▸ **What the task asks**
Reproduce the entries exactly.

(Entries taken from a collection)
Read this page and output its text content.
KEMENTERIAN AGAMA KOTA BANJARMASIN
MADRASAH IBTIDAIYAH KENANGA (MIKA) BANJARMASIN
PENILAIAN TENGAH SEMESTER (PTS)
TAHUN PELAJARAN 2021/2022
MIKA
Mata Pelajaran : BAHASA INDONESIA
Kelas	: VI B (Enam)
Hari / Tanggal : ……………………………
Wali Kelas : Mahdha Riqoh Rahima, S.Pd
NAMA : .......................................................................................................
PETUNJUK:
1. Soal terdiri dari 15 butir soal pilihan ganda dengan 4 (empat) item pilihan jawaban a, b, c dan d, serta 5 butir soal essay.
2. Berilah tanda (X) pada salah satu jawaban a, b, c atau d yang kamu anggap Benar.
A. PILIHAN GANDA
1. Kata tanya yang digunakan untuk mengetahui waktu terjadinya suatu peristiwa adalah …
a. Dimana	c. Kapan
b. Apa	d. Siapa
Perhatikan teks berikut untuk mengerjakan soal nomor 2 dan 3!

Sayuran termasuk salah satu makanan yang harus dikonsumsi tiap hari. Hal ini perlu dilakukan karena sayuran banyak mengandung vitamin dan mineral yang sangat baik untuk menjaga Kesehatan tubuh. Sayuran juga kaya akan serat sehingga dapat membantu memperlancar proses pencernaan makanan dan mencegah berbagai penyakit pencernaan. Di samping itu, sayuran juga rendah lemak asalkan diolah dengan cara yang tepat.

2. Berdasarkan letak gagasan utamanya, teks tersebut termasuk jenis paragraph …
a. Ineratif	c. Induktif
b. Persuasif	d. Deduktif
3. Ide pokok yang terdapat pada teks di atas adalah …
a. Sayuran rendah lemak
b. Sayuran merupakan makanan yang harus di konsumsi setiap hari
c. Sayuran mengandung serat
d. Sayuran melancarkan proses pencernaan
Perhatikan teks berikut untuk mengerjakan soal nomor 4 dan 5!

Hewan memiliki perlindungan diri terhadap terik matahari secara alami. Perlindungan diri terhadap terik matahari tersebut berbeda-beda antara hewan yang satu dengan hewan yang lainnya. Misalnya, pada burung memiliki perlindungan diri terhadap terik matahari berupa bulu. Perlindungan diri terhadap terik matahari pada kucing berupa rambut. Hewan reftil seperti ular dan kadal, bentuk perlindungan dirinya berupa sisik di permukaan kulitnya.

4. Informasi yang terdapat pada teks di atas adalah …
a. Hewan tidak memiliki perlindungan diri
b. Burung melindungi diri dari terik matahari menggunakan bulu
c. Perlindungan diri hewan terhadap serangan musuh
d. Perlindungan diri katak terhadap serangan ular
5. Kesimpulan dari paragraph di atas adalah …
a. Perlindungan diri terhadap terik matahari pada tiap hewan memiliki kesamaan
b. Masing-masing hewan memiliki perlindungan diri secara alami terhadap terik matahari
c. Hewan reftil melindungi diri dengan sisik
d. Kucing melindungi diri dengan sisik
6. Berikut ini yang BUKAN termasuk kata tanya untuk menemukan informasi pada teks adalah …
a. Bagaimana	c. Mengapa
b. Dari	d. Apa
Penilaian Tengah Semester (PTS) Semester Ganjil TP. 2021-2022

▸ **Task answer**
Read this page and output its text content.
KEMENTERIAN AGAMA KOTA BANJARMASIN
MADRASAH IBTIDAIYAH KENANGA (MIKA) BANJARMASIN
PENILAIAN TENGAH SEMESTER (PTS)
TAHUN PELAJARAN 2021/2022
MIKA
Mata Pelajaran : BAHASA INDONESIA
Kelas	: VI B (Enam)
Hari / Tanggal : ……………………………
Wali Kelas : Mahdha Riqoh Rahima, S.Pd
NAMA : .......................................................................................................
PETUNJUK:
1. Soal terdiri dari 15 butir soal pilihan ganda dengan 4 (empat) item pilihan jawaban a, b, c dan d, serta 5 butir soal essay.
2. Berilah tanda (X) pada salah satu jawaban a, b, c atau d yang kamu anggap Benar.
A. PILIHAN GANDA
1. Kata tanya yang digunakan untuk mengetahui waktu terjadinya suatu peristiwa adalah …
a. Dimana	c. Kapan
b. Apa	d. Siapa
Perhatikan teks berikut untuk mengerjakan soal nomor 2 dan 3!

Sayuran termasuk salah satu makanan yang harus dikonsumsi tiap hari. Hal ini perlu dilakukan karena sayuran banyak mengandung vitamin dan mineral yang sangat baik untuk menjaga Kesehatan tubuh. Sayuran juga kaya akan serat sehingga dapat membantu memperlancar proses pencernaan makanan dan mencegah berbagai penyakit pencernaan. Di samping itu, sayuran juga rendah lemak asalkan diolah dengan cara yang tepat.

2. Berdasarkan letak gagasan utamanya, teks tersebut termasuk jenis paragraph …
a. Ineratif	c. Induktif
b. Persuasif	d. Deduktif
3. Ide pokok yang terdapat pada teks di atas adalah …
a. Sayuran rendah lemak
b. Sayuran merupakan makanan yang harus di konsumsi setiap hari
c. Sayuran mengandung serat
d. Sayuran melancarkan proses pencernaan
Perhatikan teks berikut untuk mengerjakan soal nomor 4 dan 5!

Hewan memiliki perlindungan diri terhadap terik matahari secara alami. Perlindungan diri terhadap terik matahari tersebut berbeda-beda antara hewan yang satu dengan hewan yang lainnya. Misalnya, pada burung memiliki perlindungan diri terhadap terik matahari berupa bulu. Perlindungan diri terhadap terik matahari pada kucing berupa rambut. Hewan reftil seperti ular dan kadal, bentuk perlindungan dirinya berupa sisik di permukaan kulitnya.

4. Informasi yang terdapat pada teks di atas adalah …
a. Hewan tidak memiliki perlindungan diri
b. Burung melindungi diri dari terik matahari menggunakan bulu
c. Perlindungan diri hewan terhadap serangan musuh
d. Perlindungan diri katak terhadap serangan ular
5. Kesimpulan dari paragraph di atas adalah …
a. Perlindungan diri terhadap terik matahari pada tiap hewan memiliki kesamaan
b. Masing-masing hewan memiliki perlindungan diri secara alami terhadap terik matahari
c. Hewan reftil melindungi diri dengan sisik
d. Kucing melindungi diri dengan sisik
6. Berikut ini yang BUKAN termasuk kata tanya untuk menemukan informasi pada teks adalah …
a. Bagaimana	c. Mengapa
b. Dari	d. Apa
Penilaian Tengah Semester (PTS) Semester Ganjil TP. 2021-2022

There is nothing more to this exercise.